→ **Texto de la página**:
.....

En efecto, el hecho de que doña Lorenza y su atrevido
galán hagan las bellaquerías detrás de la puerta se
explica porque, merced a una brillante asociación de ideas, esa
privilegiada puerta se ha convertido en metáfora inequívoca -y,
sobre las tablas, visible- de aquella dulce entrada que Cañizares no
acierta a franquear con su deteriorada
llave. Sabido esto, el entremés se
puebla de significados dispares, y su lectura se hace cada vez más
sugestiva y amena. Ahora es mucho más fácil que brote la
carcajada cuando, ocultos ya doña Lorenza y el mozo, la malévola
Cristina exclama: «Tío, ¿no ve cómo se ha cerrado
de golpe? Y creo que va a buscar una
tranca para asegurar la
puerta»
(156-57).
O cuando el viejo ridículo clama: «No la despedazaré yo
a ella, sino a la
puerta que la encubre»
; y
doña Lorenza, franca -y «franqueada»-, responde:
«No hay para qué, vela aquí abierta»
(158).

.....

Entradas de un conjunto de datos

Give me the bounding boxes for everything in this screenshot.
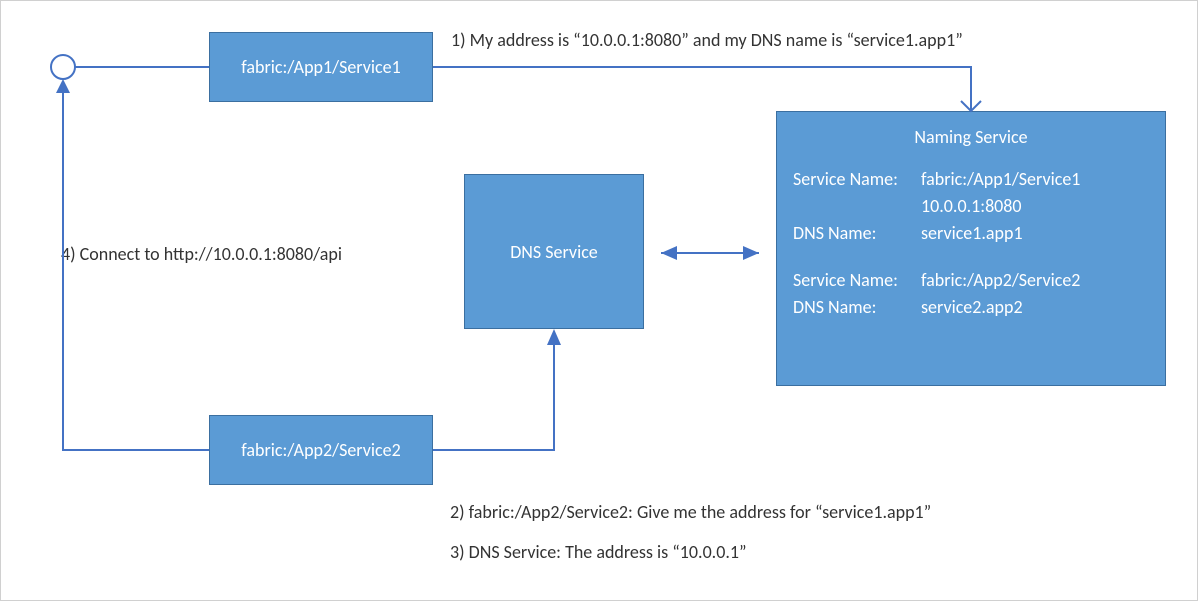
step1-label: 1) My address is “10.0.0.1:8080” and my … <box>451 29 963 51</box>
label-service-name: Service Name: <box>793 166 921 193</box>
dns-service-label: DNS Service <box>510 241 598 263</box>
service2-box: fabric:/App2/Service2 <box>209 415 433 485</box>
label-service-name-2: Service Name: <box>793 267 921 294</box>
naming-service-title: Naming Service <box>793 126 1149 148</box>
naming-service-box: Naming Service Service Name: fabric:/App… <box>776 111 1166 386</box>
arrow-step1 <box>433 67 971 111</box>
service1-label: fabric:/App1/Service1 <box>241 56 400 78</box>
service1-box: fabric:/App1/Service1 <box>209 32 433 102</box>
step2-label: 2) fabric:/App2/Service2: Give me the ad… <box>450 501 931 523</box>
service2-label: fabric:/App2/Service2 <box>241 439 400 461</box>
start-node <box>51 55 75 79</box>
entry1-address: 10.0.0.1:8080 <box>921 193 1149 220</box>
entry1-dns-name: service1.app1 <box>921 220 1149 247</box>
dns-service-box: DNS Service <box>464 174 644 329</box>
step4-label: 4) Connect to http://10.0.0.1:8080/api <box>61 243 342 265</box>
arrow-step2 <box>433 345 554 450</box>
naming-entry-1: Service Name: fabric:/App1/Service1 10.0… <box>793 166 1149 247</box>
entry1-service-name: fabric:/App1/Service1 <box>921 166 1149 193</box>
entry2-service-name: fabric:/App2/Service2 <box>921 267 1149 294</box>
label-dns-name: DNS Name: <box>793 220 921 247</box>
diagram-canvas: fabric:/App1/Service1 fabric:/App2/Servi… <box>0 0 1198 601</box>
arrow-step4 <box>63 93 209 450</box>
entry2-dns-name: service2.app2 <box>921 294 1149 321</box>
label-dns-name-2: DNS Name: <box>793 294 921 321</box>
step3-label: 3) DNS Service: The address is “10.0.0.1… <box>450 541 747 563</box>
naming-entry-2: Service Name: fabric:/App2/Service2 DNS … <box>793 267 1149 321</box>
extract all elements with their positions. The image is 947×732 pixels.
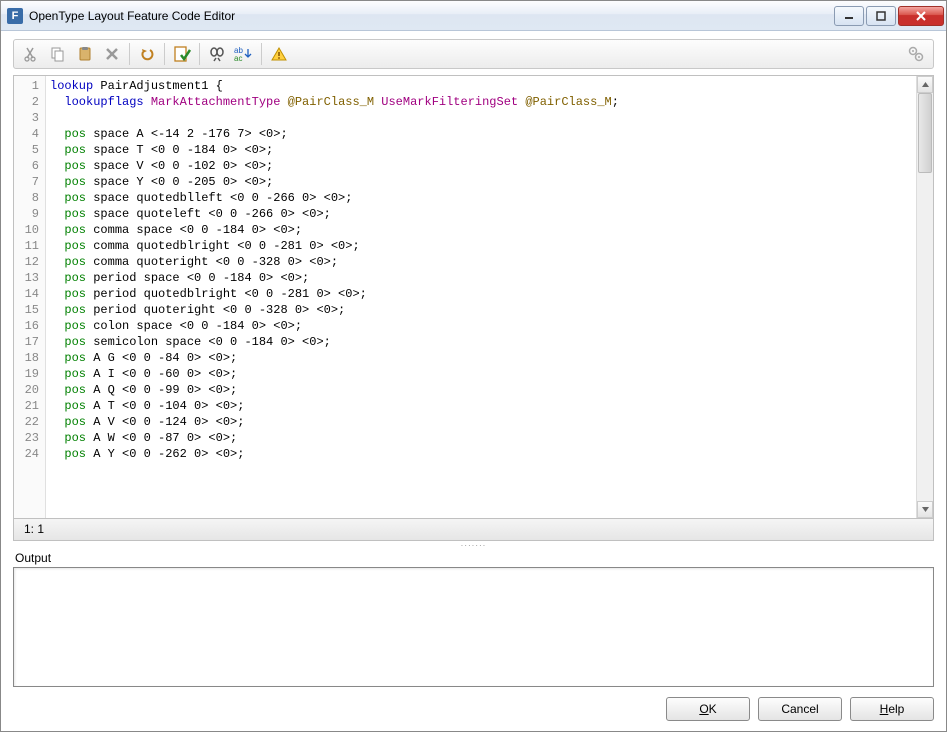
paste-button[interactable] — [72, 41, 98, 67]
window-title: OpenType Layout Feature Code Editor — [29, 9, 834, 23]
output-label: Output — [15, 551, 934, 565]
status-bar: 1: 1 — [13, 519, 934, 541]
cut-button[interactable] — [18, 41, 44, 67]
help-button[interactable]: Help — [850, 697, 934, 721]
app-icon: F — [7, 8, 23, 24]
ok-button[interactable]: OK — [666, 697, 750, 721]
vertical-scrollbar[interactable] — [916, 76, 933, 518]
svg-text:ac: ac — [234, 54, 242, 62]
titlebar[interactable]: F OpenType Layout Feature Code Editor — [1, 1, 946, 31]
toolbar: abac — [13, 39, 934, 69]
cancel-button[interactable]: Cancel — [758, 697, 842, 721]
scroll-track[interactable] — [917, 93, 933, 501]
close-button[interactable] — [898, 6, 944, 26]
scroll-thumb[interactable] — [918, 93, 932, 173]
splitter[interactable]: ······· — [13, 541, 934, 549]
scroll-up-button[interactable] — [917, 76, 933, 93]
output-panel[interactable] — [13, 567, 934, 687]
window: F OpenType Layout Feature Code Editor ab… — [0, 0, 947, 732]
settings-button[interactable] — [903, 41, 929, 67]
maximize-button[interactable] — [866, 6, 896, 26]
delete-button[interactable] — [99, 41, 125, 67]
minimize-button[interactable] — [834, 6, 864, 26]
code-content[interactable]: lookup PairAdjustment1 { lookupflags Mar… — [46, 76, 916, 518]
validate-button[interactable] — [169, 41, 195, 67]
undo-button[interactable] — [134, 41, 160, 67]
replace-button[interactable]: abac — [231, 41, 257, 67]
line-gutter: 123456789101112131415161718192021222324 — [14, 76, 46, 518]
cursor-position: 1: 1 — [24, 522, 44, 536]
warning-button[interactable] — [266, 41, 292, 67]
scroll-down-button[interactable] — [917, 501, 933, 518]
code-editor[interactable]: 123456789101112131415161718192021222324 … — [13, 75, 934, 519]
copy-button[interactable] — [45, 41, 71, 67]
find-button[interactable] — [204, 41, 230, 67]
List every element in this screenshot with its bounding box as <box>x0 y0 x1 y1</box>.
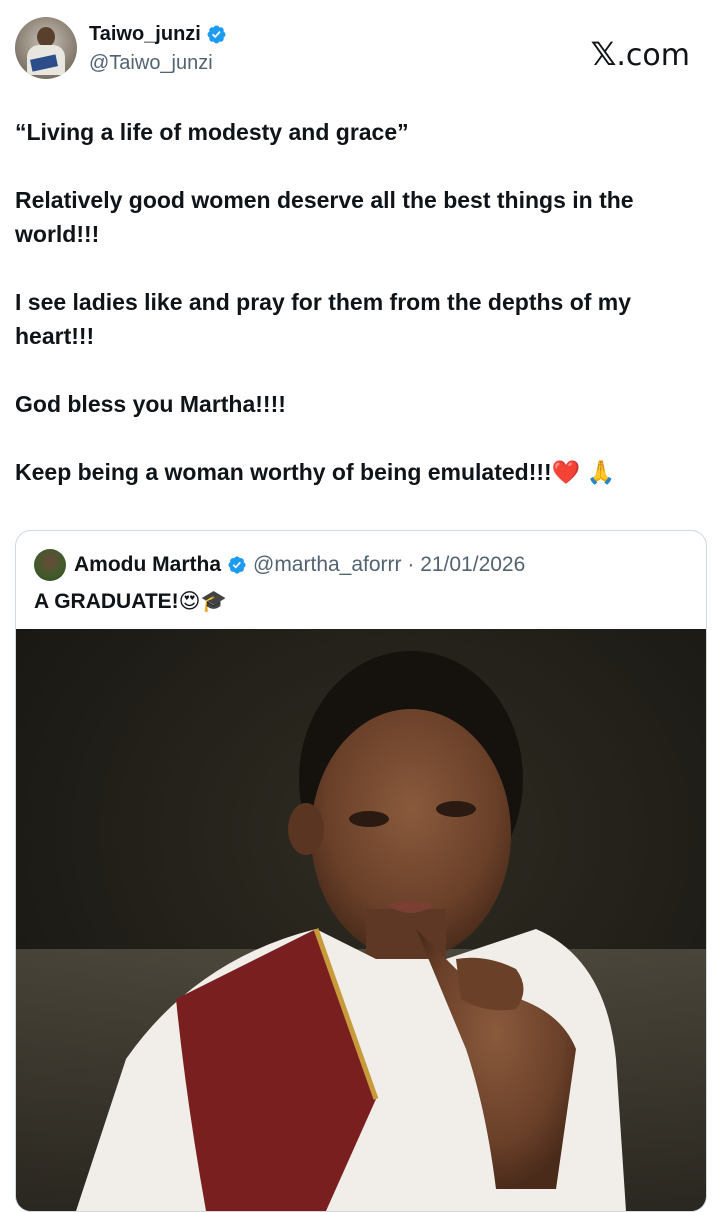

.....

→ **Tus tareas**:
1. Reproduce sin ningún cambio el tramo de filas que va desde la que contiene "step1-label: 1) My" hasta la que contiene "service1-label: fabric:/App1/Service1 <box>241", ambas incluidas.
2. Continúa el texto sobre la puerta como metáfora en el entremés de Cañizares a partir del punto en que se detiene.
El texto y las filas proceden de fuentes distintas.

→ **Resultados del ejercicio**:
1.
step1-label: 1) My address is “10.0.0.1:8080” and my … <box>451 29 963 51</box>
label-service-name: Service Name: <box>793 166 921 193</box>
dns-service-label: DNS Service <box>510 241 598 263</box>
service2-box: fabric:/App2/Service2 <box>209 415 433 485</box>
label-service-name-2: Service Name: <box>793 267 921 294</box>
naming-service-title: Naming Service <box>793 126 1149 148</box>
naming-service-box: Naming Service Service Name: fabric:/App… <box>776 111 1166 386</box>
arrow-step1 <box>433 67 971 111</box>
service1-label: fabric:/App1/Service1 <box>241 56 400 78</box>

2.
Se habrá notado que Cervantes alude a las más escondidas realidades sin necesidad de utilizar ningún término explícitamente erótico. A modo de recapitulación, valga decir que cualquier expresión amoroso-sexual camuflada en el entremés de El viejo celoso puede encuadrarse en uno de estos dos apartados210:
—115→1. Palabras que, teniendo un significado común «decente», poseen a la vez un sentido connotativo sexual tácitamente compartido por la comunidad lingüística (v. gr., «llave», «hombres armados», «sacar muelas», etc.).
2. Palabras o expresiones que, sin poseer esta connotación sexual tácita, adquieren, dentro del contexto específico en que son utilizadas, un significado sexual añadido (v. gr., «doblados», «soga», «filaterías», etc.).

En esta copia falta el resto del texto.